§ Work to be completed
Copy each record exactly as it reads, leaving out any pictures it holds.

§ Data listing
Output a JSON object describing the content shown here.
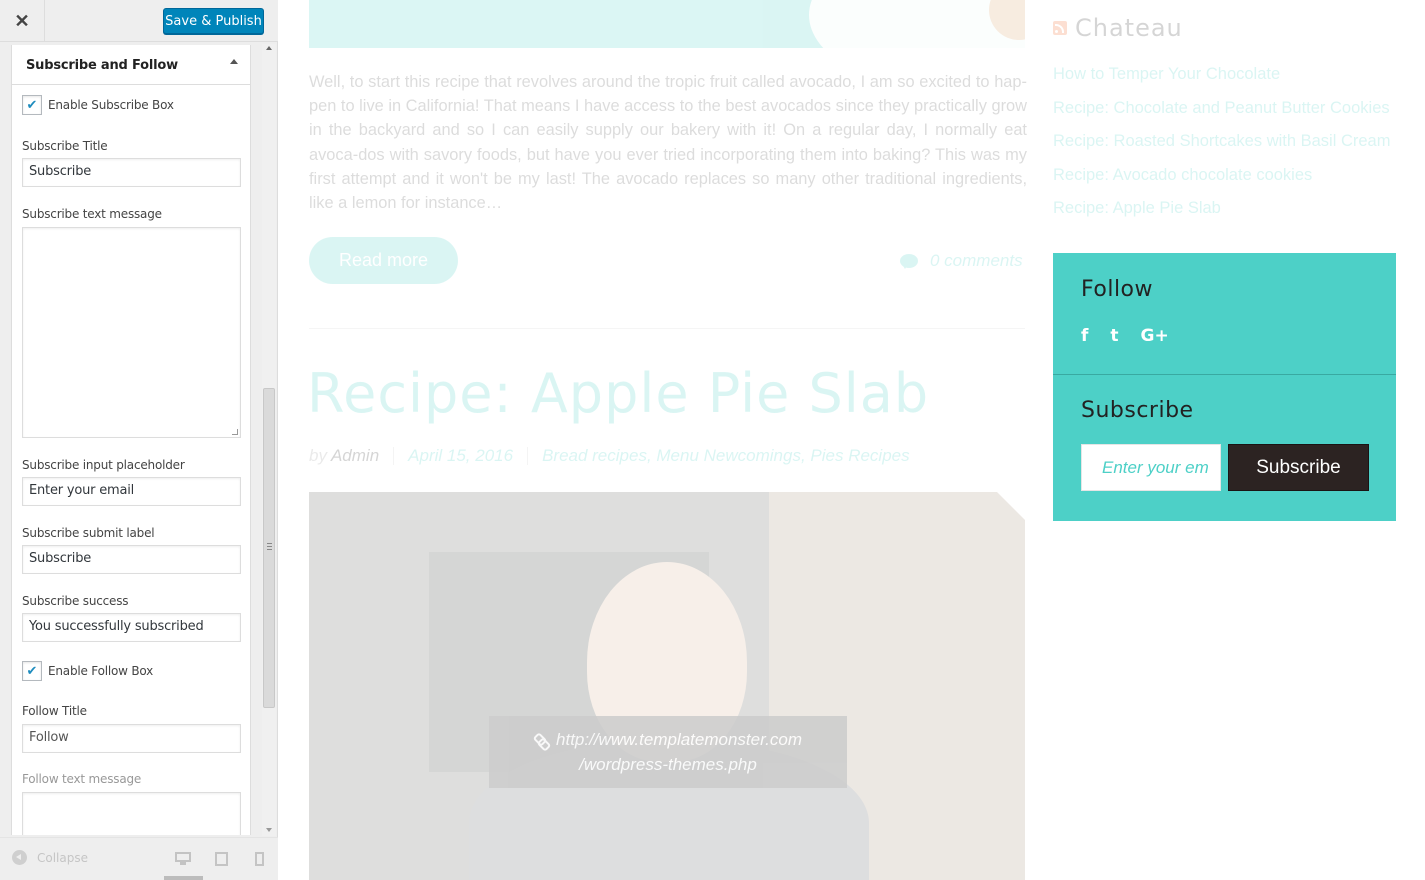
{
  "customizer": {
    "header": {
      "close_icon": "close-icon",
      "publish_label": "Save & Publish"
    },
    "section": {
      "title": "Subscribe and Follow"
    },
    "fields": {
      "enable_subscribe": {
        "label": "Enable Subscribe Box",
        "checked": true
      },
      "subscribe_title": {
        "label": "Subscribe Title",
        "value": "Subscribe"
      },
      "subscribe_text": {
        "label": "Subscribe text message",
        "value": ""
      },
      "subscribe_placeholder": {
        "label": "Subscribe input placeholder",
        "value": "Enter your email"
      },
      "subscribe_submit": {
        "label": "Subscribe submit label",
        "value": "Subscribe"
      },
      "subscribe_success": {
        "label": "Subscribe success",
        "value": "You successfully subscribed"
      },
      "enable_follow": {
        "label": "Enable Follow Box",
        "checked": true
      },
      "follow_title": {
        "label": "Follow Title",
        "value": "Follow"
      },
      "follow_text": {
        "label": "Follow text message",
        "value": ""
      }
    },
    "footer": {
      "collapse_label": "Collapse",
      "devices": [
        "desktop-icon",
        "tablet-icon",
        "mobile-icon"
      ]
    }
  },
  "preview": {
    "excerpt": "Well, to start this recipe that revolves around the tropic fruit called avocado, I am so excited to hap-pen to live in California! That means I have access to the best avocados since they practically grow in the backyard and so I can easily supply our bakery with it! On a regular day, I normally eat avoca-dos with savory foods, but have you ever tried incorporating them into baking? This was my first attempt and it won't be my last! The avocado replaces so many other traditional ingredients, like a lemon for instance…",
    "read_more": "Read more",
    "comments": "0 comments",
    "post": {
      "title": "Recipe: Apple Pie Slab",
      "by": "by",
      "author": "Admin",
      "date": "April 15, 2016",
      "categories": "Bread recipes, Menu Newcomings, Pies Recipes",
      "link_line1": "http://www.templatemonster.com",
      "link_line2": "/wordpress-themes.php"
    },
    "sidebar": {
      "rss_title": "Chateau",
      "rss_items": [
        "How to Temper Your Chocolate",
        "Recipe: Chocolate and Peanut Butter Cookies",
        "Recipe: Roasted Shortcakes with Basil Cream",
        "Recipe: Avocado chocolate cookies",
        "Recipe: Apple Pie Slab"
      ],
      "widget": {
        "follow_title": "Follow",
        "social": [
          "f",
          "t",
          "G+"
        ],
        "subscribe_title": "Subscribe",
        "email_placeholder": "Enter your em",
        "subscribe_button": "Subscribe",
        "accent_color": "#4dd0c7"
      }
    }
  }
}
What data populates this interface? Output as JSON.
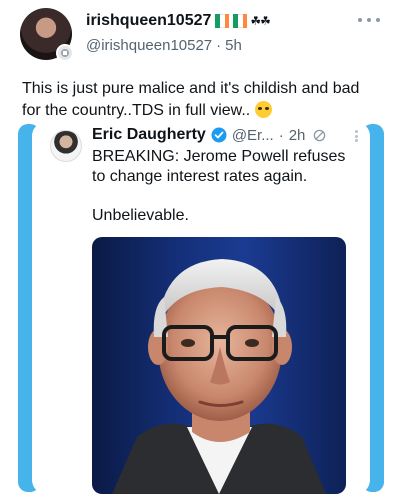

§ Result below
Output a JSON object describing the content shown here.
{
  "customizer": {
    "header": {
      "close_icon": "close-icon",
      "publish_label": "Save & Publish"
    },
    "section": {
      "title": "Subscribe and Follow"
    },
    "fields": {
      "enable_subscribe": {
        "label": "Enable Subscribe Box",
        "checked": true
      },
      "subscribe_title": {
        "label": "Subscribe Title",
        "value": "Subscribe"
      },
      "subscribe_text": {
        "label": "Subscribe text message",
        "value": ""
      },
      "subscribe_placeholder": {
        "label": "Subscribe input placeholder",
        "value": "Enter your email"
      },
      "subscribe_submit": {
        "label": "Subscribe submit label",
        "value": "Subscribe"
      },
      "subscribe_success": {
        "label": "Subscribe success",
        "value": "You successfully subscribed"
      },
      "enable_follow": {
        "label": "Enable Follow Box",
        "checked": true
      },
      "follow_title": {
        "label": "Follow Title",
        "value": "Follow"
      },
      "follow_text": {
        "label": "Follow text message",
        "value": ""
      }
    },
    "footer": {
      "collapse_label": "Collapse",
      "devices": [
        "desktop-icon",
        "tablet-icon",
        "mobile-icon"
      ]
    }
  },
  "preview": {
    "excerpt": "Well, to start this recipe that revolves around the tropic fruit called avocado, I am so excited to hap-pen to live in California! That means I have access to the best avocados since they practically grow in the backyard and so I can easily supply our bakery with it! On a regular day, I normally eat avoca-dos with savory foods, but have you ever tried incorporating them into baking? This was my first attempt and it won't be my last! The avocado replaces so many other traditional ingredients, like a lemon for instance…",
    "read_more": "Read more",
    "comments": "0 comments",
    "post": {
      "title": "Recipe: Apple Pie Slab",
      "by": "by",
      "author": "Admin",
      "date": "April 15, 2016",
      "categories": "Bread recipes, Menu Newcomings, Pies Recipes",
      "link_line1": "http://www.templatemonster.com",
      "link_line2": "/wordpress-themes.php"
    },
    "sidebar": {
      "rss_title": "Chateau",
      "rss_items": [
        "How to Temper Your Chocolate",
        "Recipe: Chocolate and Peanut Butter Cookies",
        "Recipe: Roasted Shortcakes with Basil Cream",
        "Recipe: Avocado chocolate cookies",
        "Recipe: Apple Pie Slab"
      ],
      "widget": {
        "follow_title": "Follow",
        "social": [
          "f",
          "t",
          "G+"
        ],
        "subscribe_title": "Subscribe",
        "email_placeholder": "Enter your em",
        "subscribe_button": "Subscribe",
        "accent_color": "#4dd0c7"
      }
    }
  }
}
What data populates this interface? Output as JSON.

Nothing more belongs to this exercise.